PROBLEM TO SOLVE
Your job is to restate each entry word for word.
** START OF EXTRACTED ENTRIES **
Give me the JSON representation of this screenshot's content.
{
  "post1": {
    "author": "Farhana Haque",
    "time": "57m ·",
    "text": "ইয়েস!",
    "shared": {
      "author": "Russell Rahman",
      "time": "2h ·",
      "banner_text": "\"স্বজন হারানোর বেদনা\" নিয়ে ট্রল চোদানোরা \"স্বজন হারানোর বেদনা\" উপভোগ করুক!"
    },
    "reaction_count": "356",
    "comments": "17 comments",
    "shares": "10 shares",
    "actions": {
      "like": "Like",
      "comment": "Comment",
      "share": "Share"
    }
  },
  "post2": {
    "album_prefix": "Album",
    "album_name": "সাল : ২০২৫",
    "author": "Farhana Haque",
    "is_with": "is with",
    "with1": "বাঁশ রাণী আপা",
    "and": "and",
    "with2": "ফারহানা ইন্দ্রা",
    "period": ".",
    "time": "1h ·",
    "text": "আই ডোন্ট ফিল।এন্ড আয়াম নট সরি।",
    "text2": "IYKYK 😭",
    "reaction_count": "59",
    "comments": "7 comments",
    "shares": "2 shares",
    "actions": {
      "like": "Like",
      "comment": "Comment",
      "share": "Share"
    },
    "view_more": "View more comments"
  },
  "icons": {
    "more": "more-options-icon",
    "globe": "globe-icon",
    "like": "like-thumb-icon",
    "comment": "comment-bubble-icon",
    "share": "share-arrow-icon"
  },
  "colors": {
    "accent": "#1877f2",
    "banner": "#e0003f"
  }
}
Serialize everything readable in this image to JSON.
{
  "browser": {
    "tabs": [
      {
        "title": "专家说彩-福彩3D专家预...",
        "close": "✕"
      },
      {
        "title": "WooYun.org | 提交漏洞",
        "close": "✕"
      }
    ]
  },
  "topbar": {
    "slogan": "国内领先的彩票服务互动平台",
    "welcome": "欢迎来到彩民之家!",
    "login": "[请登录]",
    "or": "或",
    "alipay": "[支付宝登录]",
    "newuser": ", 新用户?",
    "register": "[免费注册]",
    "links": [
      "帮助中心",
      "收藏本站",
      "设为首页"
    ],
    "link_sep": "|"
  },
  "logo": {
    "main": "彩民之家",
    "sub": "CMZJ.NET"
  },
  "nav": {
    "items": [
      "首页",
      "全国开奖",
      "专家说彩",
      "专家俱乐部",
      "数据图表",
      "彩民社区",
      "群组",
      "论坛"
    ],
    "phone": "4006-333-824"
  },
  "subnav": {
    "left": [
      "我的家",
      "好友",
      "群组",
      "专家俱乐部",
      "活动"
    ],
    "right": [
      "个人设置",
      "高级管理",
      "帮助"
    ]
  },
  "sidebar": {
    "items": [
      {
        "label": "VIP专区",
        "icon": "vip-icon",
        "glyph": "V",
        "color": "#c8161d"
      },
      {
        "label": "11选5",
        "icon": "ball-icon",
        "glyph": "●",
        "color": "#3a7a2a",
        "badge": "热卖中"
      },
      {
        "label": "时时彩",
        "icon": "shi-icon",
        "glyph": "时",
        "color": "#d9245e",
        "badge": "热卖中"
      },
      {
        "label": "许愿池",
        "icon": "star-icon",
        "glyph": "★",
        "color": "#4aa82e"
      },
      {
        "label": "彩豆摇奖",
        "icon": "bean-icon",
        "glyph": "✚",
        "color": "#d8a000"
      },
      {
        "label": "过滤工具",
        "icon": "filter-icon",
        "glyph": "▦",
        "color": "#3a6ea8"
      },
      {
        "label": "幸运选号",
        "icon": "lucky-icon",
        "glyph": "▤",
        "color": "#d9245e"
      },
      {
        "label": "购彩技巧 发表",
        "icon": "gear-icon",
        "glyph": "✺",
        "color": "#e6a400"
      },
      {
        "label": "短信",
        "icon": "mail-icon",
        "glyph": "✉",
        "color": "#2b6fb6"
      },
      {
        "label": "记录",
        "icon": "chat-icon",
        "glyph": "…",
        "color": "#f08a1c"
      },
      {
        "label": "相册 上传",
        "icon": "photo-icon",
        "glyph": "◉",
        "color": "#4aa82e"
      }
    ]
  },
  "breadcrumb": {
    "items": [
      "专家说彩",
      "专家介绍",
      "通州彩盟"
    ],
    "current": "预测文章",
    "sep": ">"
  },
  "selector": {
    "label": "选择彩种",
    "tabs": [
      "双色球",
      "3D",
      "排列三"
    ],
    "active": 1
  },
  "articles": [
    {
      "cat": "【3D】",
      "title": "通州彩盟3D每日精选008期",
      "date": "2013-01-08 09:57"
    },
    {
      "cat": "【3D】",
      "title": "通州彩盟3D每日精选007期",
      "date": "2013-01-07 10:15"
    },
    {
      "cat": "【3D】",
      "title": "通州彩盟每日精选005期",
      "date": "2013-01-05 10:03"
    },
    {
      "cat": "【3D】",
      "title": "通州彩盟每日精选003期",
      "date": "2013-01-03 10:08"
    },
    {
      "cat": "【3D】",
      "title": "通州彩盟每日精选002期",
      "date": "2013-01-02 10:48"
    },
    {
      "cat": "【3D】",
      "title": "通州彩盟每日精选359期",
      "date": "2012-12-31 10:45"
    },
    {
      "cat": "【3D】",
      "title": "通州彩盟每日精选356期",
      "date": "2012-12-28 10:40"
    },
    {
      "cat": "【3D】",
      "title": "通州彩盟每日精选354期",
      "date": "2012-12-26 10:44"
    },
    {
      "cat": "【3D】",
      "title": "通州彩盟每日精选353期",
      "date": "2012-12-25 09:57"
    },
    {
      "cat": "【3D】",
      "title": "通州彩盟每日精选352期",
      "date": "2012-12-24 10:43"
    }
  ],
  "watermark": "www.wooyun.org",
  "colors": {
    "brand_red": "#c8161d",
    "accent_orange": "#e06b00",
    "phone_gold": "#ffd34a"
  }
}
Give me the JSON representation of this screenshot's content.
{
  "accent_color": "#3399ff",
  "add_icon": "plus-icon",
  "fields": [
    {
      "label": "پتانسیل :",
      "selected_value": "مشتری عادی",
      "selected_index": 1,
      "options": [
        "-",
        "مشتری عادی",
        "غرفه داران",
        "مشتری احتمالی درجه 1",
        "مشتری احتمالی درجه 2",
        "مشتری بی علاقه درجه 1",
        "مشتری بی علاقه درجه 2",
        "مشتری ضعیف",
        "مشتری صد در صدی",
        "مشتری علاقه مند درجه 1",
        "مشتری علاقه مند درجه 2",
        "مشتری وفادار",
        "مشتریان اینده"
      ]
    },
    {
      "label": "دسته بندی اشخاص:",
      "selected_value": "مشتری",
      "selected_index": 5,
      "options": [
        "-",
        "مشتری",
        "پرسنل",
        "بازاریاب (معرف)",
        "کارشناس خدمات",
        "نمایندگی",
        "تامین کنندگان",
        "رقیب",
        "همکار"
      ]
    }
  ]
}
** END OF EXTRACTED ENTRIES **
REPLY
Give me the JSON representation of this screenshot's content.
{
  "post1": {
    "author": "Farhana Haque",
    "time": "57m ·",
    "text": "ইয়েস!",
    "shared": {
      "author": "Russell Rahman",
      "time": "2h ·",
      "banner_text": "\"স্বজন হারানোর বেদনা\" নিয়ে ট্রল চোদানোরা \"স্বজন হারানোর বেদনা\" উপভোগ করুক!"
    },
    "reaction_count": "356",
    "comments": "17 comments",
    "shares": "10 shares",
    "actions": {
      "like": "Like",
      "comment": "Comment",
      "share": "Share"
    }
  },
  "post2": {
    "album_prefix": "Album",
    "album_name": "সাল : ২০২৫",
    "author": "Farhana Haque",
    "is_with": "is with",
    "with1": "বাঁশ রাণী আপা",
    "and": "and",
    "with2": "ফারহানা ইন্দ্রা",
    "period": ".",
    "time": "1h ·",
    "text": "আই ডোন্ট ফিল।এন্ড আয়াম নট সরি।",
    "text2": "IYKYK 😭",
    "reaction_count": "59",
    "comments": "7 comments",
    "shares": "2 shares",
    "actions": {
      "like": "Like",
      "comment": "Comment",
      "share": "Share"
    },
    "view_more": "View more comments"
  },
  "icons": {
    "more": "more-options-icon",
    "globe": "globe-icon",
    "like": "like-thumb-icon",
    "comment": "comment-bubble-icon",
    "share": "share-arrow-icon"
  },
  "colors": {
    "accent": "#1877f2",
    "banner": "#e0003f"
  }
}
Serialize everything readable in this image to JSON.
{
  "browser": {
    "tabs": [
      {
        "title": "专家说彩-福彩3D专家预...",
        "close": "✕"
      },
      {
        "title": "WooYun.org | 提交漏洞",
        "close": "✕"
      }
    ]
  },
  "topbar": {
    "slogan": "国内领先的彩票服务互动平台",
    "welcome": "欢迎来到彩民之家!",
    "login": "[请登录]",
    "or": "或",
    "alipay": "[支付宝登录]",
    "newuser": ", 新用户?",
    "register": "[免费注册]",
    "links": [
      "帮助中心",
      "收藏本站",
      "设为首页"
    ],
    "link_sep": "|"
  },
  "logo": {
    "main": "彩民之家",
    "sub": "CMZJ.NET"
  },
  "nav": {
    "items": [
      "首页",
      "全国开奖",
      "专家说彩",
      "专家俱乐部",
      "数据图表",
      "彩民社区",
      "群组",
      "论坛"
    ],
    "phone": "4006-333-824"
  },
  "subnav": {
    "left": [
      "我的家",
      "好友",
      "群组",
      "专家俱乐部",
      "活动"
    ],
    "right": [
      "个人设置",
      "高级管理",
      "帮助"
    ]
  },
  "sidebar": {
    "items": [
      {
        "label": "VIP专区",
        "icon": "vip-icon",
        "glyph": "V",
        "color": "#c8161d"
      },
      {
        "label": "11选5",
        "icon": "ball-icon",
        "glyph": "●",
        "color": "#3a7a2a",
        "badge": "热卖中"
      },
      {
        "label": "时时彩",
        "icon": "shi-icon",
        "glyph": "时",
        "color": "#d9245e",
        "badge": "热卖中"
      },
      {
        "label": "许愿池",
        "icon": "star-icon",
        "glyph": "★",
        "color": "#4aa82e"
      },
      {
        "label": "彩豆摇奖",
        "icon": "bean-icon",
        "glyph": "✚",
        "color": "#d8a000"
      },
      {
        "label": "过滤工具",
        "icon": "filter-icon",
        "glyph": "▦",
        "color": "#3a6ea8"
      },
      {
        "label": "幸运选号",
        "icon": "lucky-icon",
        "glyph": "▤",
        "color": "#d9245e"
      },
      {
        "label": "购彩技巧 发表",
        "icon": "gear-icon",
        "glyph": "✺",
        "color": "#e6a400"
      },
      {
        "label": "短信",
        "icon": "mail-icon",
        "glyph": "✉",
        "color": "#2b6fb6"
      },
      {
        "label": "记录",
        "icon": "chat-icon",
        "glyph": "…",
        "color": "#f08a1c"
      },
      {
        "label": "相册 上传",
        "icon": "photo-icon",
        "glyph": "◉",
        "color": "#4aa82e"
      }
    ]
  },
  "breadcrumb": {
    "items": [
      "专家说彩",
      "专家介绍",
      "通州彩盟"
    ],
    "current": "预测文章",
    "sep": ">"
  },
  "selector": {
    "label": "选择彩种",
    "tabs": [
      "双色球",
      "3D",
      "排列三"
    ],
    "active": 1
  },
  "articles": [
    {
      "cat": "【3D】",
      "title": "通州彩盟3D每日精选008期",
      "date": "2013-01-08 09:57"
    },
    {
      "cat": "【3D】",
      "title": "通州彩盟3D每日精选007期",
      "date": "2013-01-07 10:15"
    },
    {
      "cat": "【3D】",
      "title": "通州彩盟每日精选005期",
      "date": "2013-01-05 10:03"
    },
    {
      "cat": "【3D】",
      "title": "通州彩盟每日精选003期",
      "date": "2013-01-03 10:08"
    },
    {
      "cat": "【3D】",
      "title": "通州彩盟每日精选002期",
      "date": "2013-01-02 10:48"
    },
    {
      "cat": "【3D】",
      "title": "通州彩盟每日精选359期",
      "date": "2012-12-31 10:45"
    },
    {
      "cat": "【3D】",
      "title": "通州彩盟每日精选356期",
      "date": "2012-12-28 10:40"
    },
    {
      "cat": "【3D】",
      "title": "通州彩盟每日精选354期",
      "date": "2012-12-26 10:44"
    },
    {
      "cat": "【3D】",
      "title": "通州彩盟每日精选353期",
      "date": "2012-12-25 09:57"
    },
    {
      "cat": "【3D】",
      "title": "通州彩盟每日精选352期",
      "date": "2012-12-24 10:43"
    }
  ],
  "watermark": "www.wooyun.org",
  "colors": {
    "brand_red": "#c8161d",
    "accent_orange": "#e06b00",
    "phone_gold": "#ffd34a"
  }
}
Give me the JSON representation of this screenshot's content.
{
  "accent_color": "#3399ff",
  "add_icon": "plus-icon",
  "fields": [
    {
      "label": "پتانسیل :",
      "selected_value": "مشتری عادی",
      "selected_index": 1,
      "options": [
        "-",
        "مشتری عادی",
        "غرفه داران",
        "مشتری احتمالی درجه 1",
        "مشتری احتمالی درجه 2",
        "مشتری بی علاقه درجه 1",
        "مشتری بی علاقه درجه 2",
        "مشتری ضعیف",
        "مشتری صد در صدی",
        "مشتری علاقه مند درجه 1",
        "مشتری علاقه مند درجه 2",
        "مشتری وفادار",
        "مشتریان اینده"
      ]
    },
    {
      "label": "دسته بندی اشخاص:",
      "selected_value": "مشتری",
      "selected_index": 5,
      "options": [
        "-",
        "مشتری",
        "پرسنل",
        "بازاریاب (معرف)",
        "کارشناس خدمات",
        "نمایندگی",
        "تامین کنندگان",
        "رقیب",
        "همکار"
      ]
    }
  ]
}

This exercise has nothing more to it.